Supplied entries =
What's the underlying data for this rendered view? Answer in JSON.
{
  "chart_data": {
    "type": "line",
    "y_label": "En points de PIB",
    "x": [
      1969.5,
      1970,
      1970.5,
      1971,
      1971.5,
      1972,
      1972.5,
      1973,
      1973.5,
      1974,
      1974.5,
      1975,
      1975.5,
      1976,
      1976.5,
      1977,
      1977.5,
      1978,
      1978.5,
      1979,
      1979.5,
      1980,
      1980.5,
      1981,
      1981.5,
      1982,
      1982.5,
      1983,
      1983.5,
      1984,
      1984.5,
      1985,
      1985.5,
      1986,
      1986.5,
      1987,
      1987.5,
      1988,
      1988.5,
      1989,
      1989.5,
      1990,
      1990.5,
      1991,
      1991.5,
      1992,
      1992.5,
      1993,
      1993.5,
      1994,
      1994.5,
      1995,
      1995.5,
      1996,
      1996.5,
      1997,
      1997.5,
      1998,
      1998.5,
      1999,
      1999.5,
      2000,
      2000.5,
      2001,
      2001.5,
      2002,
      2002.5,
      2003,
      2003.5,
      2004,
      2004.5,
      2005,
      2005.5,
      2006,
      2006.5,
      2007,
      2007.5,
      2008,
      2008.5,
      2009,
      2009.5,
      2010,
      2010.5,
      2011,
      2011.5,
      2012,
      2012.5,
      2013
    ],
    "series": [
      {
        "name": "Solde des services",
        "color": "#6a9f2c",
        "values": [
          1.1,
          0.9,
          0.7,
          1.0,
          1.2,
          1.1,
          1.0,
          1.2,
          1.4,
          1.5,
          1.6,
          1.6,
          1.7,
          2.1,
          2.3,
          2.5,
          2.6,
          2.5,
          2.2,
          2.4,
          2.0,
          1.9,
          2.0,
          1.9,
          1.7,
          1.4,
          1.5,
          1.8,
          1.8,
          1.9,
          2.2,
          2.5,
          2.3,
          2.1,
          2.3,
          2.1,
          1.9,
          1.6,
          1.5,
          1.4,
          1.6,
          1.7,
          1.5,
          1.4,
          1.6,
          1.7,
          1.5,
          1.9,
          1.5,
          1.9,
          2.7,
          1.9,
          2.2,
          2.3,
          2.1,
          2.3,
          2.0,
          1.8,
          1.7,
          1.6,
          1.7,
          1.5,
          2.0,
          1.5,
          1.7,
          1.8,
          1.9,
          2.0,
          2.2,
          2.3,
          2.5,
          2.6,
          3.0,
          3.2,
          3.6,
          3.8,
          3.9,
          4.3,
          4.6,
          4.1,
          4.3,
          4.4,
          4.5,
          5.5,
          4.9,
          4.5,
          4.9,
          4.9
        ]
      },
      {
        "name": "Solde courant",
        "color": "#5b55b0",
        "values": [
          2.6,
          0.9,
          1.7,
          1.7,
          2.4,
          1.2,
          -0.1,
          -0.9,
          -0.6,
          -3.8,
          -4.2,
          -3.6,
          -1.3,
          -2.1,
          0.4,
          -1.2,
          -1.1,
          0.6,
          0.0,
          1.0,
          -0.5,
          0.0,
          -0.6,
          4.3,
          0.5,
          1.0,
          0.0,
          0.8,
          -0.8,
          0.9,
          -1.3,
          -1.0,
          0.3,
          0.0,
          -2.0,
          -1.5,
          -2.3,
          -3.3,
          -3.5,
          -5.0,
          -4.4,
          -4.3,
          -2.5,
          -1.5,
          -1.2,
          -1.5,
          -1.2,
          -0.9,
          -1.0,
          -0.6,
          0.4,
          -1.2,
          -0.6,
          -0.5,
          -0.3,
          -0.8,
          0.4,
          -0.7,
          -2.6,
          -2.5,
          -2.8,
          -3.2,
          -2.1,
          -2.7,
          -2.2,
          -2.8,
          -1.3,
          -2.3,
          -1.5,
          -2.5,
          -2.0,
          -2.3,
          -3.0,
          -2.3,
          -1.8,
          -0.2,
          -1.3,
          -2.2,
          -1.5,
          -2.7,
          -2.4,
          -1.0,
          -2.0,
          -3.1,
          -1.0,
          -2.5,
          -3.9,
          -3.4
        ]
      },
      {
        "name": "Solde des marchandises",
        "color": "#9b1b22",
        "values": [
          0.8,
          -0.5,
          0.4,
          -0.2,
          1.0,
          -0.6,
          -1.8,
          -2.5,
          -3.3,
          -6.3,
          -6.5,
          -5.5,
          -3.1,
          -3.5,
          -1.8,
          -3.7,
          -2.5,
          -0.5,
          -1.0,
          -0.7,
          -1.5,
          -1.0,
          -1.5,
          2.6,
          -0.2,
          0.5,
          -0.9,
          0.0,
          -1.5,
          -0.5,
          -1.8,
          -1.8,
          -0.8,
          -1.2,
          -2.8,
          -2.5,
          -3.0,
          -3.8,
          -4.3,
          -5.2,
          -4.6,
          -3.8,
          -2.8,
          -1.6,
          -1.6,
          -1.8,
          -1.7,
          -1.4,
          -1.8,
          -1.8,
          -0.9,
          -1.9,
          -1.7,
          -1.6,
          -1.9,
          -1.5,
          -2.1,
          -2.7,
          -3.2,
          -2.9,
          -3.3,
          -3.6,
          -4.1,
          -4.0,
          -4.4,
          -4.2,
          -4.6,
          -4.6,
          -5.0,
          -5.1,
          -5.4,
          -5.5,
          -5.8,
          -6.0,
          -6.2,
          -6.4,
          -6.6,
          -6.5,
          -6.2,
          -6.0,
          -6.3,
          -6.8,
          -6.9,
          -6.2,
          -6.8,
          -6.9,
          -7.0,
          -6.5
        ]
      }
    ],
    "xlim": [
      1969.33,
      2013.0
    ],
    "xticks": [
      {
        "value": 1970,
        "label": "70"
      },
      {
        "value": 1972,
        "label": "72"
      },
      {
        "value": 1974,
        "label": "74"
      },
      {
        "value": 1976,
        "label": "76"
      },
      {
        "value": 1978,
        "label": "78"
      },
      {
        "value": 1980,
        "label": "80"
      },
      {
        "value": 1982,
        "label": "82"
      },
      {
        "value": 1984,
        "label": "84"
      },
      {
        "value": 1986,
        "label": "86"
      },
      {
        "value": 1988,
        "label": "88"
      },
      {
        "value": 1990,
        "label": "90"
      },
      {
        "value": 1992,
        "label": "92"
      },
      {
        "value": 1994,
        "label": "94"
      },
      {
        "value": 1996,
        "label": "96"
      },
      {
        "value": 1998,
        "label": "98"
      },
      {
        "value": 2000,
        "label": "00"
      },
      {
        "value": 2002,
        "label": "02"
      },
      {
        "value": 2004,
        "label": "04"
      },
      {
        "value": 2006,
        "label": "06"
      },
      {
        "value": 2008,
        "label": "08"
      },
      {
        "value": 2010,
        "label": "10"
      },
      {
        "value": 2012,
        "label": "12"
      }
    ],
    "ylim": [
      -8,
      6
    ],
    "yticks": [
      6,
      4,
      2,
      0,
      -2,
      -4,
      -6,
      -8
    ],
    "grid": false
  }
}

What is expected = Go through the entries and repeat each one exactly.

Task answer =
What's the underlying data for this rendered view? Answer in JSON.
{
  "chart_data": {
    "type": "line",
    "y_label": "En points de PIB",
    "x": [
      1969.5,
      1970,
      1970.5,
      1971,
      1971.5,
      1972,
      1972.5,
      1973,
      1973.5,
      1974,
      1974.5,
      1975,
      1975.5,
      1976,
      1976.5,
      1977,
      1977.5,
      1978,
      1978.5,
      1979,
      1979.5,
      1980,
      1980.5,
      1981,
      1981.5,
      1982,
      1982.5,
      1983,
      1983.5,
      1984,
      1984.5,
      1985,
      1985.5,
      1986,
      1986.5,
      1987,
      1987.5,
      1988,
      1988.5,
      1989,
      1989.5,
      1990,
      1990.5,
      1991,
      1991.5,
      1992,
      1992.5,
      1993,
      1993.5,
      1994,
      1994.5,
      1995,
      1995.5,
      1996,
      1996.5,
      1997,
      1997.5,
      1998,
      1998.5,
      1999,
      1999.5,
      2000,
      2000.5,
      2001,
      2001.5,
      2002,
      2002.5,
      2003,
      2003.5,
      2004,
      2004.5,
      2005,
      2005.5,
      2006,
      2006.5,
      2007,
      2007.5,
      2008,
      2008.5,
      2009,
      2009.5,
      2010,
      2010.5,
      2011,
      2011.5,
      2012,
      2012.5,
      2013
    ],
    "series": [
      {
        "name": "Solde des services",
        "color": "#6a9f2c",
        "values": [
          1.1,
          0.9,
          0.7,
          1.0,
          1.2,
          1.1,
          1.0,
          1.2,
          1.4,
          1.5,
          1.6,
          1.6,
          1.7,
          2.1,
          2.3,
          2.5,
          2.6,
          2.5,
          2.2,
          2.4,
          2.0,
          1.9,
          2.0,
          1.9,
          1.7,
          1.4,
          1.5,
          1.8,
          1.8,
          1.9,
          2.2,
          2.5,
          2.3,
          2.1,
          2.3,
          2.1,
          1.9,
          1.6,
          1.5,
          1.4,
          1.6,
          1.7,
          1.5,
          1.4,
          1.6,
          1.7,
          1.5,
          1.9,
          1.5,
          1.9,
          2.7,
          1.9,
          2.2,
          2.3,
          2.1,
          2.3,
          2.0,
          1.8,
          1.7,
          1.6,
          1.7,
          1.5,
          2.0,
          1.5,
          1.7,
          1.8,
          1.9,
          2.0,
          2.2,
          2.3,
          2.5,
          2.6,
          3.0,
          3.2,
          3.6,
          3.8,
          3.9,
          4.3,
          4.6,
          4.1,
          4.3,
          4.4,
          4.5,
          5.5,
          4.9,
          4.5,
          4.9,
          4.9
        ]
      },
      {
        "name": "Solde courant",
        "color": "#5b55b0",
        "values": [
          2.6,
          0.9,
          1.7,
          1.7,
          2.4,
          1.2,
          -0.1,
          -0.9,
          -0.6,
          -3.8,
          -4.2,
          -3.6,
          -1.3,
          -2.1,
          0.4,
          -1.2,
          -1.1,
          0.6,
          0.0,
          1.0,
          -0.5,
          0.0,
          -0.6,
          4.3,
          0.5,
          1.0,
          0.0,
          0.8,
          -0.8,
          0.9,
          -1.3,
          -1.0,
          0.3,
          0.0,
          -2.0,
          -1.5,
          -2.3,
          -3.3,
          -3.5,
          -5.0,
          -4.4,
          -4.3,
          -2.5,
          -1.5,
          -1.2,
          -1.5,
          -1.2,
          -0.9,
          -1.0,
          -0.6,
          0.4,
          -1.2,
          -0.6,
          -0.5,
          -0.3,
          -0.8,
          0.4,
          -0.7,
          -2.6,
          -2.5,
          -2.8,
          -3.2,
          -2.1,
          -2.7,
          -2.2,
          -2.8,
          -1.3,
          -2.3,
          -1.5,
          -2.5,
          -2.0,
          -2.3,
          -3.0,
          -2.3,
          -1.8,
          -0.2,
          -1.3,
          -2.2,
          -1.5,
          -2.7,
          -2.4,
          -1.0,
          -2.0,
          -3.1,
          -1.0,
          -2.5,
          -3.9,
          -3.4
        ]
      },
      {
        "name": "Solde des marchandises",
        "color": "#9b1b22",
        "values": [
          0.8,
          -0.5,
          0.4,
          -0.2,
          1.0,
          -0.6,
          -1.8,
          -2.5,
          -3.3,
          -6.3,
          -6.5,
          -5.5,
          -3.1,
          -3.5,
          -1.8,
          -3.7,
          -2.5,
          -0.5,
          -1.0,
          -0.7,
          -1.5,
          -1.0,
          -1.5,
          2.6,
          -0.2,
          0.5,
          -0.9,
          0.0,
          -1.5,
          -0.5,
          -1.8,
          -1.8,
          -0.8,
          -1.2,
          -2.8,
          -2.5,
          -3.0,
          -3.8,
          -4.3,
          -5.2,
          -4.6,
          -3.8,
          -2.8,
          -1.6,
          -1.6,
          -1.8,
          -1.7,
          -1.4,
          -1.8,
          -1.8,
          -0.9,
          -1.9,
          -1.7,
          -1.6,
          -1.9,
          -1.5,
          -2.1,
          -2.7,
          -3.2,
          -2.9,
          -3.3,
          -3.6,
          -4.1,
          -4.0,
          -4.4,
          -4.2,
          -4.6,
          -4.6,
          -5.0,
          -5.1,
          -5.4,
          -5.5,
          -5.8,
          -6.0,
          -6.2,
          -6.4,
          -6.6,
          -6.5,
          -6.2,
          -6.0,
          -6.3,
          -6.8,
          -6.9,
          -6.2,
          -6.8,
          -6.9,
          -7.0,
          -6.5
        ]
      }
    ],
    "xlim": [
      1969.33,
      2013.0
    ],
    "xticks": [
      {
        "value": 1970,
        "label": "70"
      },
      {
        "value": 1972,
        "label": "72"
      },
      {
        "value": 1974,
        "label": "74"
      },
      {
        "value": 1976,
        "label": "76"
      },
      {
        "value": 1978,
        "label": "78"
      },
      {
        "value": 1980,
        "label": "80"
      },
      {
        "value": 1982,
        "label": "82"
      },
      {
        "value": 1984,
        "label": "84"
      },
      {
        "value": 1986,
        "label": "86"
      },
      {
        "value": 1988,
        "label": "88"
      },
      {
        "value": 1990,
        "label": "90"
      },
      {
        "value": 1992,
        "label": "92"
      },
      {
        "value": 1994,
        "label": "94"
      },
      {
        "value": 1996,
        "label": "96"
      },
      {
        "value": 1998,
        "label": "98"
      },
      {
        "value": 2000,
        "label": "00"
      },
      {
        "value": 2002,
        "label": "02"
      },
      {
        "value": 2004,
        "label": "04"
      },
      {
        "value": 2006,
        "label": "06"
      },
      {
        "value": 2008,
        "label": "08"
      },
      {
        "value": 2010,
        "label": "10"
      },
      {
        "value": 2012,
        "label": "12"
      }
    ],
    "ylim": [
      -8,
      6
    ],
    "yticks": [
      6,
      4,
      2,
      0,
      -2,
      -4,
      -6,
      -8
    ],
    "grid": false
  }
}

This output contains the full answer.